Print the data below again in full, exactly as it stands, with no images.

= = =

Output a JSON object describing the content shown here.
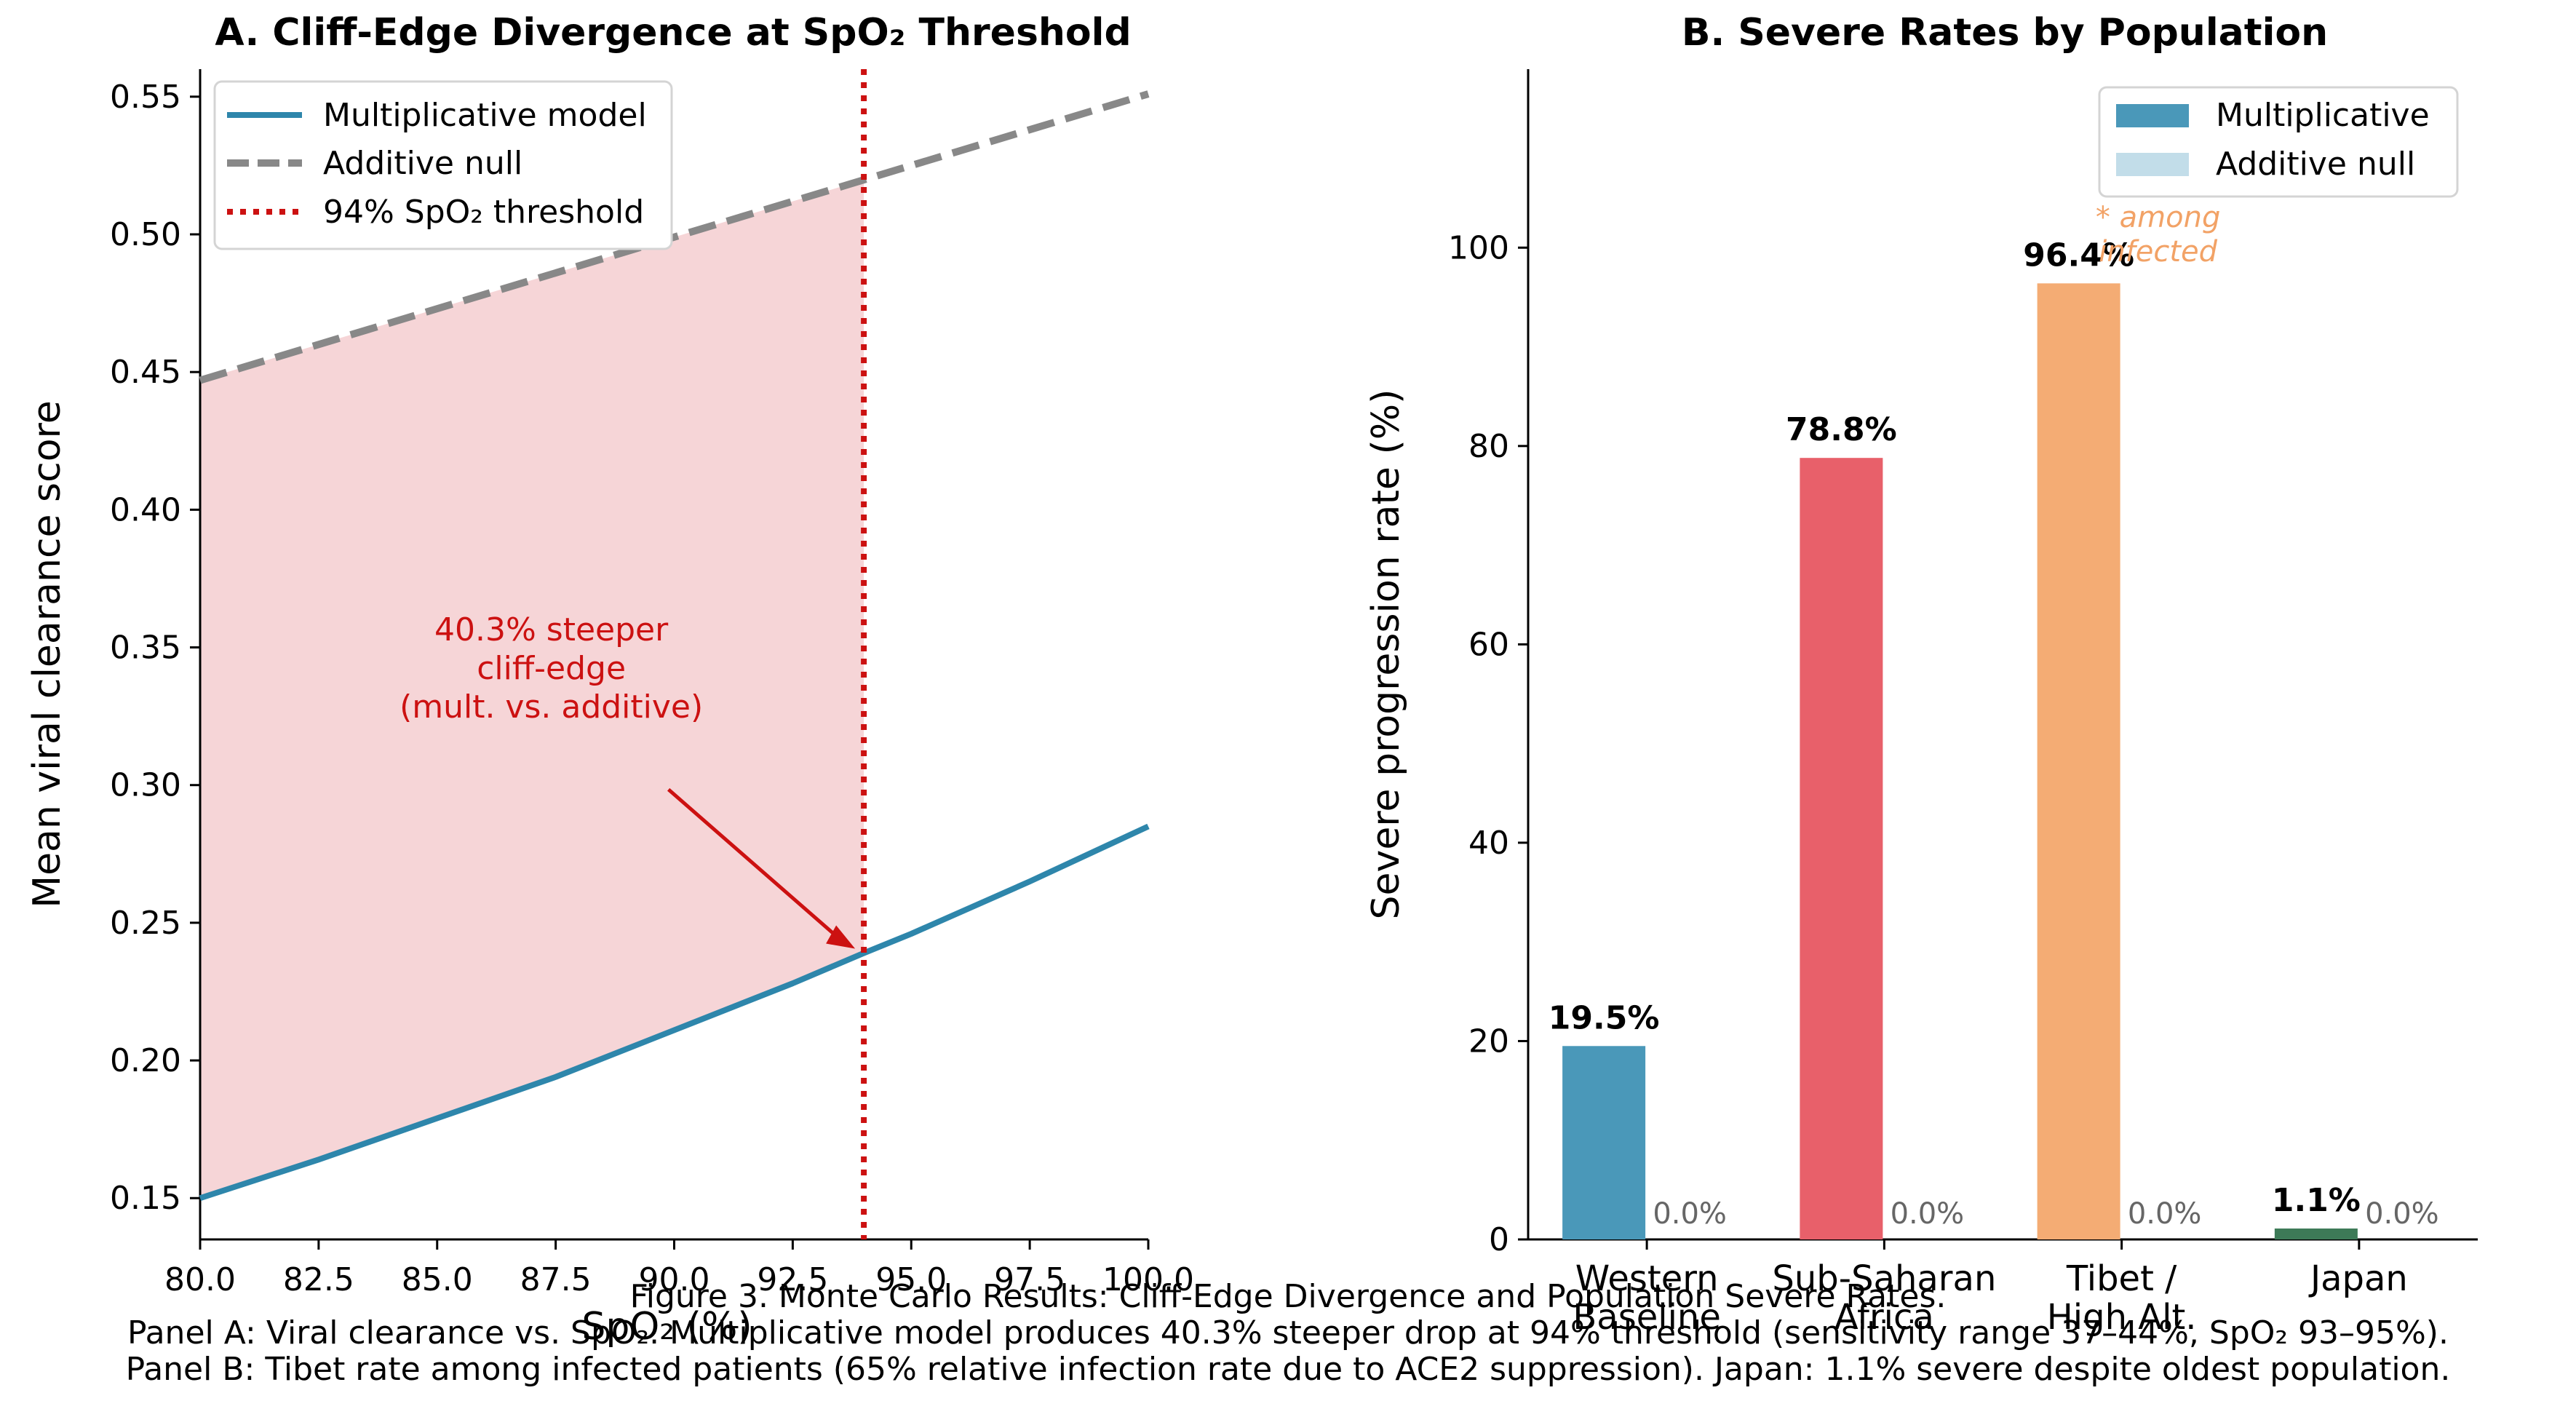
{
  "colors": {
    "multiplicative": "#2e86ab",
    "additive": "#888888",
    "threshold": "#cc1111",
    "shade": "#f5d0d3",
    "bar_western": "#4a98b9",
    "bar_ssa": "#e8606a",
    "bar_tibet": "#f4ac74",
    "bar_japan": "#3d7a57",
    "bar_additive": "#c2dde9",
    "note": "#f2a266"
  },
  "chart_data": [
    {
      "type": "line",
      "title": "A.  Cliff-Edge Divergence at SpO₂ Threshold",
      "xlabel": "SpO₂ (%)",
      "ylabel": "Mean viral clearance score",
      "xlim": [
        80,
        100
      ],
      "ylim": [
        0.135,
        0.56
      ],
      "xticks": [
        80,
        82.5,
        85,
        87.5,
        90,
        92.5,
        95,
        97.5,
        100
      ],
      "xtick_labels": [
        "80.0",
        "82.5",
        "85.0",
        "87.5",
        "90.0",
        "92.5",
        "95.0",
        "97.5",
        "100.0"
      ],
      "yticks": [
        0.15,
        0.2,
        0.25,
        0.3,
        0.35,
        0.4,
        0.45,
        0.5,
        0.55
      ],
      "ytick_labels": [
        "0.15",
        "0.20",
        "0.25",
        "0.30",
        "0.35",
        "0.40",
        "0.45",
        "0.50",
        "0.55"
      ],
      "series": [
        {
          "name": "Multiplicative model",
          "style": "solid",
          "x": [
            80,
            82.5,
            85,
            87.5,
            90,
            92.5,
            94,
            95,
            97.5,
            100
          ],
          "y": [
            0.15,
            0.164,
            0.179,
            0.194,
            0.211,
            0.228,
            0.239,
            0.246,
            0.265,
            0.285
          ]
        },
        {
          "name": "Additive null",
          "style": "dashed",
          "x": [
            80,
            100
          ],
          "y": [
            0.447,
            0.551
          ]
        },
        {
          "name": "94% SpO₂ threshold",
          "style": "dotted",
          "x_value": 94
        }
      ],
      "fill_between": {
        "x_from": 80,
        "x_to": 94
      },
      "annotation": {
        "lines": [
          "40.3% steeper",
          "cliff-edge",
          "(mult. vs. additive)"
        ],
        "text_at": [
          87.5,
          0.305
        ],
        "arrow_to": [
          94,
          0.239
        ]
      },
      "legend_position": "upper-left"
    },
    {
      "type": "bar",
      "title": "B.  Severe Rates by Population",
      "ylabel": "Severe progression rate (%)",
      "ylim": [
        0,
        118
      ],
      "yticks": [
        0,
        20,
        40,
        60,
        80,
        100
      ],
      "ytick_labels": [
        "0",
        "20",
        "40",
        "60",
        "80",
        "100"
      ],
      "categories": [
        [
          "Western",
          "Baseline"
        ],
        [
          "Sub-Saharan",
          "Africa"
        ],
        [
          "Tibet /",
          "High Alt."
        ],
        [
          "Japan"
        ]
      ],
      "series": [
        {
          "name": "Multiplicative",
          "values": [
            19.5,
            78.8,
            96.4,
            1.1
          ],
          "labels": [
            "19.5%",
            "78.8%",
            "96.4%",
            "1.1%"
          ]
        },
        {
          "name": "Additive null",
          "values": [
            0.0,
            0.0,
            0.0,
            0.0
          ],
          "labels": [
            "0.0%",
            "0.0%",
            "0.0%",
            "0.0%"
          ]
        }
      ],
      "note": {
        "lines": [
          "* among",
          "infected"
        ],
        "category_index": 2
      },
      "legend_position": "upper-right"
    }
  ],
  "caption": {
    "line1": "Figure 3.  Monte Carlo Results: Cliff-Edge Divergence and Population Severe Rates.",
    "line2": "Panel A: Viral clearance vs. SpO₂. Multiplicative model produces 40.3% steeper drop at 94% threshold (sensitivity range 37–44%, SpO₂ 93–95%).",
    "line3": "Panel B: Tibet rate among infected patients (65% relative infection rate due to ACE2 suppression). Japan: 1.1% severe despite oldest population."
  }
}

= = =

## RESULT
Output a JSON object describing the content shown here.
{
  "colors": {
    "multiplicative": "#2e86ab",
    "additive": "#888888",
    "threshold": "#cc1111",
    "shade": "#f5d0d3",
    "bar_western": "#4a98b9",
    "bar_ssa": "#e8606a",
    "bar_tibet": "#f4ac74",
    "bar_japan": "#3d7a57",
    "bar_additive": "#c2dde9",
    "note": "#f2a266"
  },
  "chart_data": [
    {
      "type": "line",
      "title": "A.  Cliff-Edge Divergence at SpO₂ Threshold",
      "xlabel": "SpO₂ (%)",
      "ylabel": "Mean viral clearance score",
      "xlim": [
        80,
        100
      ],
      "ylim": [
        0.135,
        0.56
      ],
      "xticks": [
        80,
        82.5,
        85,
        87.5,
        90,
        92.5,
        95,
        97.5,
        100
      ],
      "xtick_labels": [
        "80.0",
        "82.5",
        "85.0",
        "87.5",
        "90.0",
        "92.5",
        "95.0",
        "97.5",
        "100.0"
      ],
      "yticks": [
        0.15,
        0.2,
        0.25,
        0.3,
        0.35,
        0.4,
        0.45,
        0.5,
        0.55
      ],
      "ytick_labels": [
        "0.15",
        "0.20",
        "0.25",
        "0.30",
        "0.35",
        "0.40",
        "0.45",
        "0.50",
        "0.55"
      ],
      "series": [
        {
          "name": "Multiplicative model",
          "style": "solid",
          "x": [
            80,
            82.5,
            85,
            87.5,
            90,
            92.5,
            94,
            95,
            97.5,
            100
          ],
          "y": [
            0.15,
            0.164,
            0.179,
            0.194,
            0.211,
            0.228,
            0.239,
            0.246,
            0.265,
            0.285
          ]
        },
        {
          "name": "Additive null",
          "style": "dashed",
          "x": [
            80,
            100
          ],
          "y": [
            0.447,
            0.551
          ]
        },
        {
          "name": "94% SpO₂ threshold",
          "style": "dotted",
          "x_value": 94
        }
      ],
      "fill_between": {
        "x_from": 80,
        "x_to": 94
      },
      "annotation": {
        "lines": [
          "40.3% steeper",
          "cliff-edge",
          "(mult. vs. additive)"
        ],
        "text_at": [
          87.5,
          0.305
        ],
        "arrow_to": [
          94,
          0.239
        ]
      },
      "legend_position": "upper-left"
    },
    {
      "type": "bar",
      "title": "B.  Severe Rates by Population",
      "ylabel": "Severe progression rate (%)",
      "ylim": [
        0,
        118
      ],
      "yticks": [
        0,
        20,
        40,
        60,
        80,
        100
      ],
      "ytick_labels": [
        "0",
        "20",
        "40",
        "60",
        "80",
        "100"
      ],
      "categories": [
        [
          "Western",
          "Baseline"
        ],
        [
          "Sub-Saharan",
          "Africa"
        ],
        [
          "Tibet /",
          "High Alt."
        ],
        [
          "Japan"
        ]
      ],
      "series": [
        {
          "name": "Multiplicative",
          "values": [
            19.5,
            78.8,
            96.4,
            1.1
          ],
          "labels": [
            "19.5%",
            "78.8%",
            "96.4%",
            "1.1%"
          ]
        },
        {
          "name": "Additive null",
          "values": [
            0.0,
            0.0,
            0.0,
            0.0
          ],
          "labels": [
            "0.0%",
            "0.0%",
            "0.0%",
            "0.0%"
          ]
        }
      ],
      "note": {
        "lines": [
          "* among",
          "infected"
        ],
        "category_index": 2
      },
      "legend_position": "upper-right"
    }
  ],
  "caption": {
    "line1": "Figure 3.  Monte Carlo Results: Cliff-Edge Divergence and Population Severe Rates.",
    "line2": "Panel A: Viral clearance vs. SpO₂. Multiplicative model produces 40.3% steeper drop at 94% threshold (sensitivity range 37–44%, SpO₂ 93–95%).",
    "line3": "Panel B: Tibet rate among infected patients (65% relative infection rate due to ACE2 suppression). Japan: 1.1% severe despite oldest population."
  }
}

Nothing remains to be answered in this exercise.